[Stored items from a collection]
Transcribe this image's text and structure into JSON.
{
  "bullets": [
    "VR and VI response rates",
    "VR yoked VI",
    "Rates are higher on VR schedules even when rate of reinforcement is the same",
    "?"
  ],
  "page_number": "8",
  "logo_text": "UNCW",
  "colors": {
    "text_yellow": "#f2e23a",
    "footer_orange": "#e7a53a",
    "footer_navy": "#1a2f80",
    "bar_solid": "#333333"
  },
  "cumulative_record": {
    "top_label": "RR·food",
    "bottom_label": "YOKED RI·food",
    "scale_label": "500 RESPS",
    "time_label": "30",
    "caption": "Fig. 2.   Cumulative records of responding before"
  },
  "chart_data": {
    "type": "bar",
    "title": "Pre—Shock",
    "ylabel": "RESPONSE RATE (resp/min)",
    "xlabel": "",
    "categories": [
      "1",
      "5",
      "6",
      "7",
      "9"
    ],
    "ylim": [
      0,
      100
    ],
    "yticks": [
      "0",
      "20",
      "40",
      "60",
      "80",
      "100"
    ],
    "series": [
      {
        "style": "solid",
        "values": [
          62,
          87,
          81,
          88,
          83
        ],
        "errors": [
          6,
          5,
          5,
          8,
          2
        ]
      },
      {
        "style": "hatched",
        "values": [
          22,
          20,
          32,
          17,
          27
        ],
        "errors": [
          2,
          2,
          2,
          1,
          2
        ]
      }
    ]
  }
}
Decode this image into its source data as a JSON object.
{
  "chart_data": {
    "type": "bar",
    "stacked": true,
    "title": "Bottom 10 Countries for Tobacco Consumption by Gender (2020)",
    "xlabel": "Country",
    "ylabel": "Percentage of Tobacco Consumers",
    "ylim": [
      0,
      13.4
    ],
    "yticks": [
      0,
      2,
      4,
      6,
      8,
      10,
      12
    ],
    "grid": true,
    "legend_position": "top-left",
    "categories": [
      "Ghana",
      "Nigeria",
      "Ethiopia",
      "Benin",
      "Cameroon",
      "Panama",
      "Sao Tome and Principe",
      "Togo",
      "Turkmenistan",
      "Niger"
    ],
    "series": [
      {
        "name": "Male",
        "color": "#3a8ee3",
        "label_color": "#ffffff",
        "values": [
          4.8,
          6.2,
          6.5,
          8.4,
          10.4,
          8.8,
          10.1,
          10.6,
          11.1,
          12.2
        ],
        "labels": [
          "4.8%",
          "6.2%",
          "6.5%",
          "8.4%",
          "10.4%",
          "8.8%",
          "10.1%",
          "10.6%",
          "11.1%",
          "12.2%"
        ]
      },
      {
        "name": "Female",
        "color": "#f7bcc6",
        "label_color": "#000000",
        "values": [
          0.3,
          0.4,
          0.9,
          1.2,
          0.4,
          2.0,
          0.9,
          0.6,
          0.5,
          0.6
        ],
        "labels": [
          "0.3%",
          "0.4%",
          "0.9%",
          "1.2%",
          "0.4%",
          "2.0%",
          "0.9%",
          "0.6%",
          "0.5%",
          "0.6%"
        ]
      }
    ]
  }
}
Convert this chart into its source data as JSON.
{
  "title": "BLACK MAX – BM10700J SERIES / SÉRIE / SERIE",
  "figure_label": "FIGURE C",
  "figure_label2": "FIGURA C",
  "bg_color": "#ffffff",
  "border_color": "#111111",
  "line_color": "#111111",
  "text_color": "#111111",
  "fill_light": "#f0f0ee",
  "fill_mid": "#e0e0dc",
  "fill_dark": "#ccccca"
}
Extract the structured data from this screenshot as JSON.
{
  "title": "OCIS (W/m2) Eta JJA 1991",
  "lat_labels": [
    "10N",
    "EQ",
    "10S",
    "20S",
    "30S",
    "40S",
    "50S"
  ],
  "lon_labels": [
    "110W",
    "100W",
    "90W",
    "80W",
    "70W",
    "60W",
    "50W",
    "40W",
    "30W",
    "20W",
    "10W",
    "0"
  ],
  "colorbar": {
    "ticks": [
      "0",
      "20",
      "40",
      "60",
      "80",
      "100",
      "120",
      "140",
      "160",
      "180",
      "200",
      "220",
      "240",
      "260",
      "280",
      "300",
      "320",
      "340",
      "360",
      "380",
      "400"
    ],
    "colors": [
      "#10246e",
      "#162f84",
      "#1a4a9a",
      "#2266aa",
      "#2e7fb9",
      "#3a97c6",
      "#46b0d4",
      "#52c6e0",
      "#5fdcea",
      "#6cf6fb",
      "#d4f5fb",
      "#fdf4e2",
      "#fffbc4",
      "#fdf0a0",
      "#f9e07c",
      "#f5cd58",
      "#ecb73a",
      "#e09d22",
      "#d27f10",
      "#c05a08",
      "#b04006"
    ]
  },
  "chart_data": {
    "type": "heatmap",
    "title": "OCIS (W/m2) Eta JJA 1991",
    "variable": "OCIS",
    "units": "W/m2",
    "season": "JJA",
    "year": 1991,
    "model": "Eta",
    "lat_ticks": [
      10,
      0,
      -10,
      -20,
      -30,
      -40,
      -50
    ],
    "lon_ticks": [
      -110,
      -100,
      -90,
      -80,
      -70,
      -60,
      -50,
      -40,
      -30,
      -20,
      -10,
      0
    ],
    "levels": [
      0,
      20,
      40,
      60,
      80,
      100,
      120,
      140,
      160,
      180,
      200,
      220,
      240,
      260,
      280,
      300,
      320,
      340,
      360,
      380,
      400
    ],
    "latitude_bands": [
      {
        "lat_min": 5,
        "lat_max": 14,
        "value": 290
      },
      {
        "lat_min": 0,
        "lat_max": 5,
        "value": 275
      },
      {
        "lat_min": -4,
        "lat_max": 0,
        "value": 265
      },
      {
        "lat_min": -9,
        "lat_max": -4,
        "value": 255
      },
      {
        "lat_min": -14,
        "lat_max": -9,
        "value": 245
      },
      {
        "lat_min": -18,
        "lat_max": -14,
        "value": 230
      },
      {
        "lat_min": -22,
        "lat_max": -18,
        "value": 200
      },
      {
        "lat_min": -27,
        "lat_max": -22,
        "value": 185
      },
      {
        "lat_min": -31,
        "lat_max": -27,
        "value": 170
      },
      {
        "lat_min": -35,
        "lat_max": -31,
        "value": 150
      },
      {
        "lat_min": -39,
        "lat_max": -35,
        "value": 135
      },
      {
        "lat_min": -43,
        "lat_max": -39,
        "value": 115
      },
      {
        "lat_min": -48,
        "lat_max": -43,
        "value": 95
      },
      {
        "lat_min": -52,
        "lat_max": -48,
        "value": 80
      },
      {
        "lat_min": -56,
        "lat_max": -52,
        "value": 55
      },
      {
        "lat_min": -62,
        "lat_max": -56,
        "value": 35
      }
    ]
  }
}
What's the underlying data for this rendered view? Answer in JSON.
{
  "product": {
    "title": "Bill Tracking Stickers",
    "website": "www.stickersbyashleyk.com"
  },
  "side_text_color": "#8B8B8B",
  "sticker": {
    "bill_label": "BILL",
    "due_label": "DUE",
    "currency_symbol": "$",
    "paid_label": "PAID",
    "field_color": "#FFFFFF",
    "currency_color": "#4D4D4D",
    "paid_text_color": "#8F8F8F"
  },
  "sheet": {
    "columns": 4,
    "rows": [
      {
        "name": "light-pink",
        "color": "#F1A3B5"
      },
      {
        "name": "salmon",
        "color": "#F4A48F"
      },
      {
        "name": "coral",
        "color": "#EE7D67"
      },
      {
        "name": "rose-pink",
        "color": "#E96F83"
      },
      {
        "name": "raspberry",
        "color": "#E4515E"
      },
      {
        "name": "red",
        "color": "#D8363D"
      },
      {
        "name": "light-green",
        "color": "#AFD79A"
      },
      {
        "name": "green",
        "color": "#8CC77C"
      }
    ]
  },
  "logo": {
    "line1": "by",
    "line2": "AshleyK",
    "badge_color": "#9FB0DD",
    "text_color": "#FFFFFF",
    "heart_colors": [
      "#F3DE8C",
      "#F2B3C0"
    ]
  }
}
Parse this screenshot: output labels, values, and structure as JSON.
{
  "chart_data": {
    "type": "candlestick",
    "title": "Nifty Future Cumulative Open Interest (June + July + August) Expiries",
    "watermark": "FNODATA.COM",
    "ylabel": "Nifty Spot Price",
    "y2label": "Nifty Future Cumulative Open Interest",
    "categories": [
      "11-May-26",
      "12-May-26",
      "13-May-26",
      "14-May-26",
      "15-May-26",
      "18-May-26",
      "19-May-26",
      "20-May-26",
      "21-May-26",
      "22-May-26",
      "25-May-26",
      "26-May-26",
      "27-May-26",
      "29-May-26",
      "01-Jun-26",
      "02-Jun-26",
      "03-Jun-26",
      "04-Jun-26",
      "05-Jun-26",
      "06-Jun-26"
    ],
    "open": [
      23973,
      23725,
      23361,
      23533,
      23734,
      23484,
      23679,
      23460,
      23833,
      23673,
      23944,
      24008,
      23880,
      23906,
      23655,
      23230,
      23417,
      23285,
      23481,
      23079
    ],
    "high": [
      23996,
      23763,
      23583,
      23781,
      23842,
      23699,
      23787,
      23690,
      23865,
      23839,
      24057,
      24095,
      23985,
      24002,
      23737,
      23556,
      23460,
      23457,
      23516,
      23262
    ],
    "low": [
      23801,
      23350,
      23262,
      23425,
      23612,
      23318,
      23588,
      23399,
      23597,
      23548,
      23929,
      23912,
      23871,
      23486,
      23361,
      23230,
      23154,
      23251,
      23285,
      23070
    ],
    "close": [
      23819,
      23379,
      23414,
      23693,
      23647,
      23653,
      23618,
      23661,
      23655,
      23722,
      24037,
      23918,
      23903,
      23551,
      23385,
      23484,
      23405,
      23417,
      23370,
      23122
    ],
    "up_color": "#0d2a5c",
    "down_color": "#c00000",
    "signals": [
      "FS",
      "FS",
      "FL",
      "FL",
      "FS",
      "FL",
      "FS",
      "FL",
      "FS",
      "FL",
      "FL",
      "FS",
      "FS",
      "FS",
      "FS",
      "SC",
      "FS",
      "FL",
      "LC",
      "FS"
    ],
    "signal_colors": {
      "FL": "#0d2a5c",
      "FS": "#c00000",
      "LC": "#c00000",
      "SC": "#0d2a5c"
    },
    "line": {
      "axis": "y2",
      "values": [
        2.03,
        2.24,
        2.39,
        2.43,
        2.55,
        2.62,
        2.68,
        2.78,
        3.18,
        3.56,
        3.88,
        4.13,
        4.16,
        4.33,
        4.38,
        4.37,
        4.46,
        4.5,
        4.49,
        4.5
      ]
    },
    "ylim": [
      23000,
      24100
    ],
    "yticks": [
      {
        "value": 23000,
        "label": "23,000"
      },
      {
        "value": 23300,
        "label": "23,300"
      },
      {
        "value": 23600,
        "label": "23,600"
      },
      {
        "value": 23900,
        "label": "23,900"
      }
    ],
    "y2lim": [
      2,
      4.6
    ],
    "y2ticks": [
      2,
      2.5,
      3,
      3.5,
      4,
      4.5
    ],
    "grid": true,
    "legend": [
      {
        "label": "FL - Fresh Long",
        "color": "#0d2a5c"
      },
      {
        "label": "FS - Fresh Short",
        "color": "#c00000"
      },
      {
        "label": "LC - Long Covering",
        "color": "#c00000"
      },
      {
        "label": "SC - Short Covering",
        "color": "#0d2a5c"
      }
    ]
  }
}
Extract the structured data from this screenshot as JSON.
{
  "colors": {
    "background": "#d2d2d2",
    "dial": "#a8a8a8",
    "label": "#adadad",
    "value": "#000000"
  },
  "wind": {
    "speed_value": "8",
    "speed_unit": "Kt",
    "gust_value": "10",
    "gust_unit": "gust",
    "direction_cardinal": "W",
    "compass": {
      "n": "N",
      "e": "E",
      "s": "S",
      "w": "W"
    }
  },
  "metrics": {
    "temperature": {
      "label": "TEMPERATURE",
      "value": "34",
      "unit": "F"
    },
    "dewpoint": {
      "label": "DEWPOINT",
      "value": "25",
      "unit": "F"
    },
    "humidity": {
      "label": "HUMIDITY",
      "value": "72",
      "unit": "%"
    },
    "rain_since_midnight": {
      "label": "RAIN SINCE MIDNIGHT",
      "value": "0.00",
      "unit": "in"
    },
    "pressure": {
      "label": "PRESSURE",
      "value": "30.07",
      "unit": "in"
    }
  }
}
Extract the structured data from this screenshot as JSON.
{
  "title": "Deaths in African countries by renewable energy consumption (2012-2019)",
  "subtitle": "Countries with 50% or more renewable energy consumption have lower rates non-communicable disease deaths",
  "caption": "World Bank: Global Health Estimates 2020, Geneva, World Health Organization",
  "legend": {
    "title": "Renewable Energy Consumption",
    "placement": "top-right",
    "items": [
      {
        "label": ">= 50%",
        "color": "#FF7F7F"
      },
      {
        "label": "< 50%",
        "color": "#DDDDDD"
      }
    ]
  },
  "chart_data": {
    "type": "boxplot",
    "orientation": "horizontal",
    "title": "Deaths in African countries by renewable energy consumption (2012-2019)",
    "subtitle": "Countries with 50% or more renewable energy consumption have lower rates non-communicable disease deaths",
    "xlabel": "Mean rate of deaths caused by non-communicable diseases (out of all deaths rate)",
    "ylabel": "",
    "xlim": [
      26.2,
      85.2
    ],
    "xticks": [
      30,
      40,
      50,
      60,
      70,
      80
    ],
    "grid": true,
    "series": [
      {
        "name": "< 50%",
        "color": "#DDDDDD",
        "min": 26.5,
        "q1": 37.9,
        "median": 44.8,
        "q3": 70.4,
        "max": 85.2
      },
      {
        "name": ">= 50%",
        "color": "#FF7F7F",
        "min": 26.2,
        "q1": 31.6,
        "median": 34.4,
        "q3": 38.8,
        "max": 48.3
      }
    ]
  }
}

**Problem description**
Work out how many lines of the listing above include the word "type". Reply with nothing but the count.

**The solution**
5